Assigned task 1:
Answer each question about the passage about Bailey.
(a) Whom does Bailey begin dating after helping her with an assignment?
(b) What theft does Josh Willis help Bailey hide?
(c) Whom do Matt and Lauren get to counsel Bailey?
Assigned task 2: Turn the paragraph of the passage about Bailey that begins "Bailey helps Josie Mackay" into a short list that keeps its main facts.
Assigned task 3: Summarize the passage about Bailey in two sentences.

Passage:
· · · · · · ·

Bailey helps Josie Mackay (Kate Mylius) out with an assignment and they begin dating. When Bailey learns that he has a half-sister that was adopted, he tries to find her. Bailey finds Lisa Tucker (Millie Samuels), who fits the criteria for Lauren's daughter, but a blood test shows she is not related to Lauren. When Jayden Warley (Khan Oxenham) challenges Bailey to a fight, Bailey gives him alcohol to get him to change his mind. Jayden later invites Bailey to hang out with him and Bailey gets drunk. Josie breaks up with Bailey and he continues to drink with Jayden and his friends. Josh Willis (Harley Bonner) advises Bailey to stop drinking and helps him hide the fact that he has stolen half of Lou's homemade alcoholic ginger beer. Jayden begins bullying Bailey at school. Paige Novak (Olympia Valance) also realises Bailey has a problem with alcohol and covers for him when he steals from the till at Harold's Store. When Matt and Lauren learn of Bailey's drinking problem, they get Sonya Mitchell (Eve Morey) to counsel him.

· · · · · · ·

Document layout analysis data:

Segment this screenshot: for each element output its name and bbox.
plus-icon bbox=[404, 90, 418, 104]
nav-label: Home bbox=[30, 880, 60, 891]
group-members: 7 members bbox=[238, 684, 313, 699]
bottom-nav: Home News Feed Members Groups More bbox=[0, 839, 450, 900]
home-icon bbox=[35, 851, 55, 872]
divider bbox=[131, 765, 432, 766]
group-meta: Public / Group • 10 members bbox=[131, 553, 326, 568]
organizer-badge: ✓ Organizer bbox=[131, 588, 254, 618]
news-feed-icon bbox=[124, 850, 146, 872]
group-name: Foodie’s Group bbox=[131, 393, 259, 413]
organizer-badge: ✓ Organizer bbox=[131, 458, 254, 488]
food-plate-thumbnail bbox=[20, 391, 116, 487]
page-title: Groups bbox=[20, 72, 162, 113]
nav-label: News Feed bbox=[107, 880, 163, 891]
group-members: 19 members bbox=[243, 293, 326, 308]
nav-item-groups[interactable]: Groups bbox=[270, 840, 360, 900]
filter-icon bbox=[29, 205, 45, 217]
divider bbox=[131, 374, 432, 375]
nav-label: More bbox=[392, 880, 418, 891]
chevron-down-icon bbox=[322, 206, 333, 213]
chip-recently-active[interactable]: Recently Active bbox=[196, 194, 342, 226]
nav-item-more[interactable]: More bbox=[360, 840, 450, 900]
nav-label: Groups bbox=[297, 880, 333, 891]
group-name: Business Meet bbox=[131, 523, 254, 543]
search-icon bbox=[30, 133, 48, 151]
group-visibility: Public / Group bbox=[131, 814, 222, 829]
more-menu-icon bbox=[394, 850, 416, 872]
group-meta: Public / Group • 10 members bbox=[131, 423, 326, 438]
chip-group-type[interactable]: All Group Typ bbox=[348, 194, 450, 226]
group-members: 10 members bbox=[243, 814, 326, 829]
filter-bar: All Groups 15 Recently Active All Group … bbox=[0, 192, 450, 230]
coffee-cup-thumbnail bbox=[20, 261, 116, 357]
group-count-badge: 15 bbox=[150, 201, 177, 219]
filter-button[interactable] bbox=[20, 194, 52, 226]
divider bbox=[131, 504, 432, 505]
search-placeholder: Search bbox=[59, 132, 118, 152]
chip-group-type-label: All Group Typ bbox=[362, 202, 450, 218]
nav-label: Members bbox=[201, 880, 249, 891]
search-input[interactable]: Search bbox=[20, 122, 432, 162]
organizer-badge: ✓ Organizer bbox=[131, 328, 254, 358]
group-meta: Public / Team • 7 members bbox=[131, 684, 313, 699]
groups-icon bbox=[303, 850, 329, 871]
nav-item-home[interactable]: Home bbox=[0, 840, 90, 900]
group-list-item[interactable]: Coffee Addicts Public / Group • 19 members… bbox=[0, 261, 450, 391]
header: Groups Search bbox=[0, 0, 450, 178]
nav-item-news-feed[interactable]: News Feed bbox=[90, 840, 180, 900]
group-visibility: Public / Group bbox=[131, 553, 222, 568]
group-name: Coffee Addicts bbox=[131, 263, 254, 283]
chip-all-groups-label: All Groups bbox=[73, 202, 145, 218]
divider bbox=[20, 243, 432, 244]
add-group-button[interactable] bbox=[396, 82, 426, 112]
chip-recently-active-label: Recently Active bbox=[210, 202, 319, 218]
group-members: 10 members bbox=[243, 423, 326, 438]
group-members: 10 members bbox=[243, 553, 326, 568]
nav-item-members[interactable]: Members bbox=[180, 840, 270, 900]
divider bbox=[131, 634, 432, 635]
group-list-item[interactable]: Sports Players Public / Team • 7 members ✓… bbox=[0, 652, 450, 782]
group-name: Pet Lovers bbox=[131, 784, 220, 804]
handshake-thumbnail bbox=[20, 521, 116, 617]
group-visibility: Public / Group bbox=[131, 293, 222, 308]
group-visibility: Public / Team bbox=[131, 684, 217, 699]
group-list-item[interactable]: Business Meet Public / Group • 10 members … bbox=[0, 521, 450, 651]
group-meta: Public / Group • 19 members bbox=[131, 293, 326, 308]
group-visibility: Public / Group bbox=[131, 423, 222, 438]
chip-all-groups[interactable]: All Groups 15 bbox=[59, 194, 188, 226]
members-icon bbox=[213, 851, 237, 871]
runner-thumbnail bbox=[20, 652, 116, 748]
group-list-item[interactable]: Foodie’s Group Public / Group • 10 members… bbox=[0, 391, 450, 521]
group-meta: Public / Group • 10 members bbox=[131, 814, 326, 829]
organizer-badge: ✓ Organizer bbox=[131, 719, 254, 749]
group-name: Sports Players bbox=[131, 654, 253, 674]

· · · · · · ·

Answer area 1:
(a) Josie Mackay (Kate Mylius).
(b) Bailey's theft of half of Lou's homemade alcoholic ginger beer.
(c) Sonya Mitchell (Eve Morey).

Answer area 2:
- Bailey helps Josie Mackay with an assignment, and they begin dating.
- Bailey learns he has an adopted half-sister and searches for her. Lisa Tucker fits the criteria, but a blood test shows she is not related to Lauren.
- Bailey gives Jayden Warley alcohol to stop a fight. Later, Bailey gets drunk while hanging out with him.
- Josie breaks up with Bailey. He keeps drinking with Jayden and his friends.
- Josh Willis advises Bailey to stop drinking. Josh also helps him hide that he stole half of Lou's homemade alcoholic ginger beer.
- Jayden begins bullying Bailey at school.
- Paige Novak realizes Bailey has a drinking problem. She covers for him when he steals from the till at Harold's Store.
- Matt and Lauren learn of his drinking and get Sonya Mitchell to counsel him.

Answer area 3: Bailey begins dating Josie Mackay and searches for his adopted half-sister, but a blood test shows that Lisa Tucker is not related to Lauren. Bailey starts drinking with Jayden Warley and his friends, and after Paige Novak realizes he has a problem with alcohol, Matt and Lauren get Sonya Mitchell to counsel him.